++++ SUPPLIED DATA

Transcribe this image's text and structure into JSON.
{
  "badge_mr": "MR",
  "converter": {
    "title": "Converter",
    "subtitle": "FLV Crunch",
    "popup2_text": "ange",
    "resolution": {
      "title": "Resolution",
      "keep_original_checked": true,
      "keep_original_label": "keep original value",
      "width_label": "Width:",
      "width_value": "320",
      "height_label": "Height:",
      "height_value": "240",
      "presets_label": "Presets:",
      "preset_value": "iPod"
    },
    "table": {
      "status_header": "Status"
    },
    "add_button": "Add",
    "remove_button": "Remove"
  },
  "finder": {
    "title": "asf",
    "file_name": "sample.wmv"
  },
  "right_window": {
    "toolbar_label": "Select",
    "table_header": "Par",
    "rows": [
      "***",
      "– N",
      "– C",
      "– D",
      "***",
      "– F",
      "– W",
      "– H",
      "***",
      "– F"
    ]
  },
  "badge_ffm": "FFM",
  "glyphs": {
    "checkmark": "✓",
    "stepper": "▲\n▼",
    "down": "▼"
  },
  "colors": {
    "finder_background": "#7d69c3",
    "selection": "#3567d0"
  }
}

++++++++

[TASK TO CARRY OUT]: Reproduce every line of the material above exactly.

[EXPECTED ANSWER]:
Transcribe this image's text and structure into JSON.
{
  "badge_mr": "MR",
  "converter": {
    "title": "Converter",
    "subtitle": "FLV Crunch",
    "popup2_text": "ange",
    "resolution": {
      "title": "Resolution",
      "keep_original_checked": true,
      "keep_original_label": "keep original value",
      "width_label": "Width:",
      "width_value": "320",
      "height_label": "Height:",
      "height_value": "240",
      "presets_label": "Presets:",
      "preset_value": "iPod"
    },
    "table": {
      "status_header": "Status"
    },
    "add_button": "Add",
    "remove_button": "Remove"
  },
  "finder": {
    "title": "asf",
    "file_name": "sample.wmv"
  },
  "right_window": {
    "toolbar_label": "Select",
    "table_header": "Par",
    "rows": [
      "***",
      "– N",
      "– C",
      "– D",
      "***",
      "– F",
      "– W",
      "– H",
      "***",
      "– F"
    ]
  },
  "badge_ffm": "FFM",
  "glyphs": {
    "checkmark": "✓",
    "stepper": "▲\n▼",
    "down": "▼"
  },
  "colors": {
    "finder_background": "#7d69c3",
    "selection": "#3567d0"
  }
}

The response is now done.